- [Given problem]: Write out each line from the data below that includes the word "Default".
===== Records shown =====
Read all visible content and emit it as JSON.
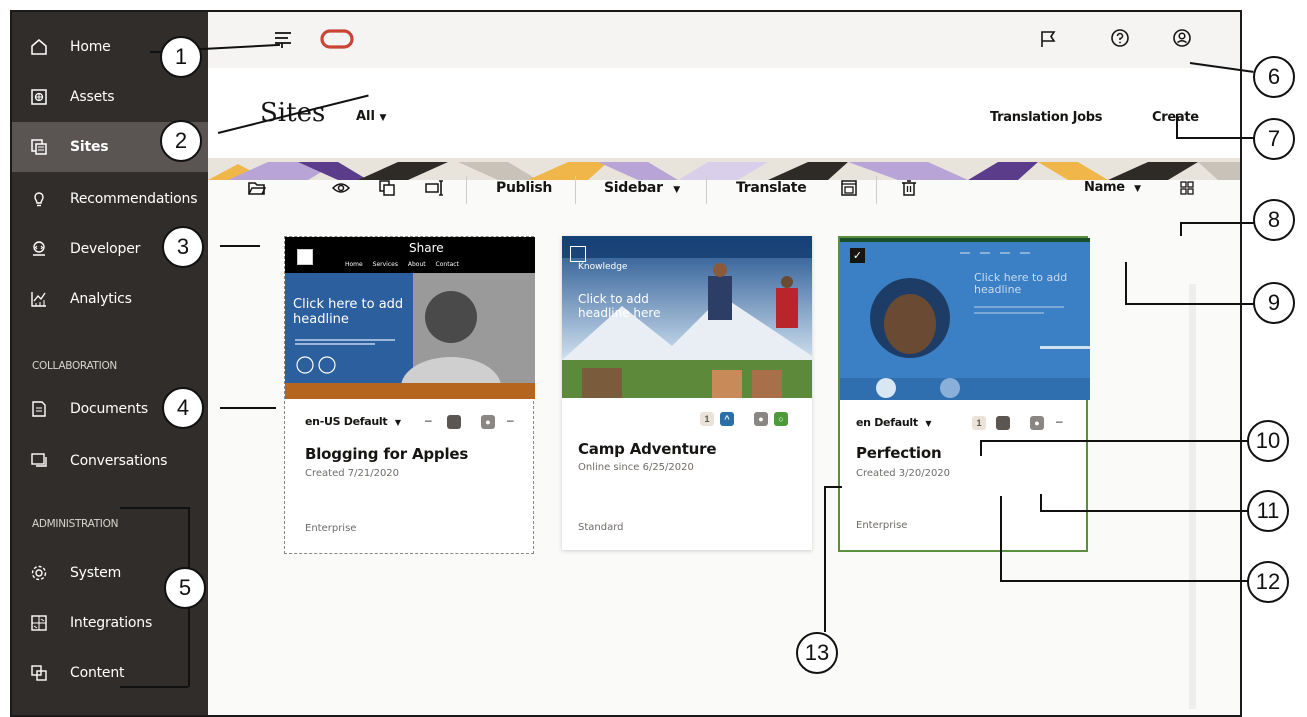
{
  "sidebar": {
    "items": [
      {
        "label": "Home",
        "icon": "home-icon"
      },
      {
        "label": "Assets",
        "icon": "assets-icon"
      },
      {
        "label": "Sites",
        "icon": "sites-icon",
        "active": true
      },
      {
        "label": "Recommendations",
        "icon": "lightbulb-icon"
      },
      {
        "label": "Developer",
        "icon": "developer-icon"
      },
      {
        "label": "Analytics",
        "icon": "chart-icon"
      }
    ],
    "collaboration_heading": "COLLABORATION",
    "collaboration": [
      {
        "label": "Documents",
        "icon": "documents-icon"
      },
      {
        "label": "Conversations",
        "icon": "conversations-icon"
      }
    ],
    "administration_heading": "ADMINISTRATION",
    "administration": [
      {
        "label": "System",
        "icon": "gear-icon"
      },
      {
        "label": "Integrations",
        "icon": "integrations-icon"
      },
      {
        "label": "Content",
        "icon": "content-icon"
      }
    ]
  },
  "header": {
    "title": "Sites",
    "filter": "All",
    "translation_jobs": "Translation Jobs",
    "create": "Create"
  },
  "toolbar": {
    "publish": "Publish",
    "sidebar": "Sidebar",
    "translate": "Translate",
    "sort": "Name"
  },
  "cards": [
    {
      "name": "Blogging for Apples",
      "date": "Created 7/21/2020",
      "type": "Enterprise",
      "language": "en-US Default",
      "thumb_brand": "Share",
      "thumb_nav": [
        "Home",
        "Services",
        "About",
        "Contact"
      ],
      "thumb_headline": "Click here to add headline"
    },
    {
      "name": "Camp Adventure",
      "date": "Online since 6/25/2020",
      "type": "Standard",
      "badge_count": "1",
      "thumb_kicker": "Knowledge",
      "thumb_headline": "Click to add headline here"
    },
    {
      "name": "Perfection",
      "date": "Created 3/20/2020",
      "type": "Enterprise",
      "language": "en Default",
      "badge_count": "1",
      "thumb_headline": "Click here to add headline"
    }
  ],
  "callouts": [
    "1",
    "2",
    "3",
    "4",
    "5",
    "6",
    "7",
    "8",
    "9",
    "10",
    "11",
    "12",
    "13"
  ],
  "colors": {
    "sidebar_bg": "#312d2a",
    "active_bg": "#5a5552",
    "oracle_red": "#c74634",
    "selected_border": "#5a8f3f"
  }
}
=====
===== Records shown =====
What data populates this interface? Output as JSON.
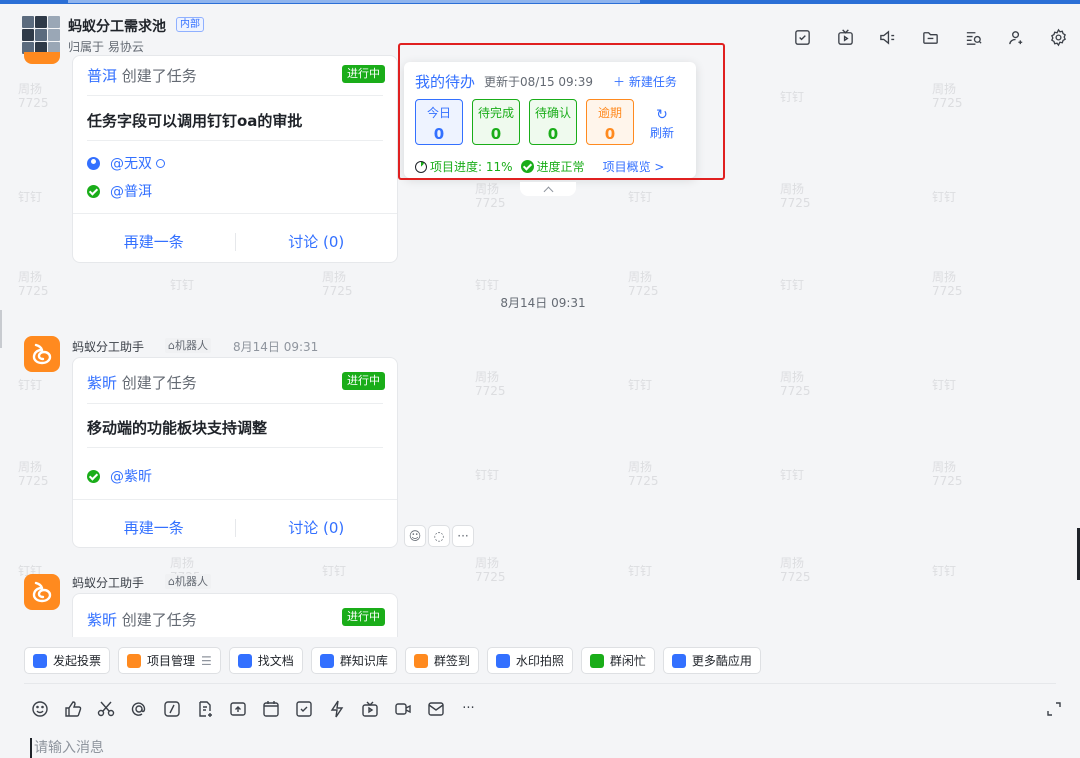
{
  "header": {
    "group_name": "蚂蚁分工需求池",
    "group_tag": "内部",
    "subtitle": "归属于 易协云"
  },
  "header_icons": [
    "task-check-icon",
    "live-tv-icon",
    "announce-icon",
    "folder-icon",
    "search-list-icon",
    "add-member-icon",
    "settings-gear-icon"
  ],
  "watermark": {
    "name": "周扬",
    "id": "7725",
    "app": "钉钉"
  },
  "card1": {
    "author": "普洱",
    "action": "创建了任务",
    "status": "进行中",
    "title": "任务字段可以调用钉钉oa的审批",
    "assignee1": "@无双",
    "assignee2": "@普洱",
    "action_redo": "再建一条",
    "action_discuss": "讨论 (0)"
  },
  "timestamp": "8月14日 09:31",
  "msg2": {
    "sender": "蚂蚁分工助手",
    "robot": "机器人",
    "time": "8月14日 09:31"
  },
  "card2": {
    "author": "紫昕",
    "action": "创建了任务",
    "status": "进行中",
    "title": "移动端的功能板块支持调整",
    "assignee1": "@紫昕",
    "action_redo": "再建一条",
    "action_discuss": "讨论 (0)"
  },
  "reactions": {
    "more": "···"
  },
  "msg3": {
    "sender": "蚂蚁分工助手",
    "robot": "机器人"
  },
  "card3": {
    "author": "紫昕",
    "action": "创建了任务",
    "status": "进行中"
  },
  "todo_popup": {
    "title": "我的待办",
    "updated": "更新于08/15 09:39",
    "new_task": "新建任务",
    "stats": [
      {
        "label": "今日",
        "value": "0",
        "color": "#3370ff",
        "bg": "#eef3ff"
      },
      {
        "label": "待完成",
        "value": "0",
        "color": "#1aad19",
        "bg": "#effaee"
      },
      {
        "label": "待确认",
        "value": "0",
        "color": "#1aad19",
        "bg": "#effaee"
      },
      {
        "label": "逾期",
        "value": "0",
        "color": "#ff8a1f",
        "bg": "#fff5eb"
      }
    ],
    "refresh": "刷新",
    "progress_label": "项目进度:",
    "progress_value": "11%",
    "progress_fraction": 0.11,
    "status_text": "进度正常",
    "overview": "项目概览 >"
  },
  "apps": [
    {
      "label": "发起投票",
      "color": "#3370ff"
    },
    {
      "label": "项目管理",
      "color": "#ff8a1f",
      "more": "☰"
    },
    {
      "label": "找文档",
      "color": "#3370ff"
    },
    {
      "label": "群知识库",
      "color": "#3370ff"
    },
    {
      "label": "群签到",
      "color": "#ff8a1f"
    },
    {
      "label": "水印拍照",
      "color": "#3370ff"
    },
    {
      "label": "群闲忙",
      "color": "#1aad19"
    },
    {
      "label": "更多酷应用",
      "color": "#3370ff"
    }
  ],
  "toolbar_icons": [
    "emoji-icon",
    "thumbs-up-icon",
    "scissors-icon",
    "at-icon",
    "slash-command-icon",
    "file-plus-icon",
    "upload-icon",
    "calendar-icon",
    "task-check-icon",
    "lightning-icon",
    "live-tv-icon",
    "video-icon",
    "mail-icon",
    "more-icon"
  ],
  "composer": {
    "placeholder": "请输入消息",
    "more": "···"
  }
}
=====
===== Records shown =====
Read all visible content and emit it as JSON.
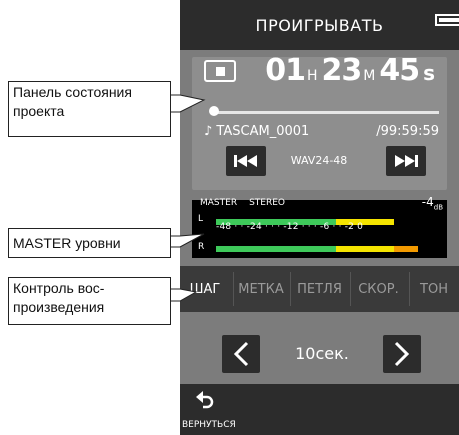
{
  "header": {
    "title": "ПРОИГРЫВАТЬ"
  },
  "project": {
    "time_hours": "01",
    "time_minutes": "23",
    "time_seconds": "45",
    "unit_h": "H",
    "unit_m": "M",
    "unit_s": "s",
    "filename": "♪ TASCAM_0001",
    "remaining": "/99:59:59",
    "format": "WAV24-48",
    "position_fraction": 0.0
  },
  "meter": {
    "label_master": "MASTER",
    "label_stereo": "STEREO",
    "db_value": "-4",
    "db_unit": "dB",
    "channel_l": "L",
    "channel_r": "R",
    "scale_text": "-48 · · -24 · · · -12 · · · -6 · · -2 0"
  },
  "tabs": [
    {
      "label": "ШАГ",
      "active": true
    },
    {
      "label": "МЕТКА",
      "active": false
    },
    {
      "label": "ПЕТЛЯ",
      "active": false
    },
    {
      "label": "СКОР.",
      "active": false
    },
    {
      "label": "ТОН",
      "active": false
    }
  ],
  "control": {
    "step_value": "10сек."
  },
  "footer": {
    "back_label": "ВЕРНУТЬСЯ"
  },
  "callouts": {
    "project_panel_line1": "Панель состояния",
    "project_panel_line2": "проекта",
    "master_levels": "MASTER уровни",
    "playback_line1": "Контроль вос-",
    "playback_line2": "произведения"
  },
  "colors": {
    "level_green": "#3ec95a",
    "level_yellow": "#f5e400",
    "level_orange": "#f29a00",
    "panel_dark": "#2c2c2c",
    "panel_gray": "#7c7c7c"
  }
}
=====
- [Solution below]:
      "language": "en-US Default",
      "language": "en Default",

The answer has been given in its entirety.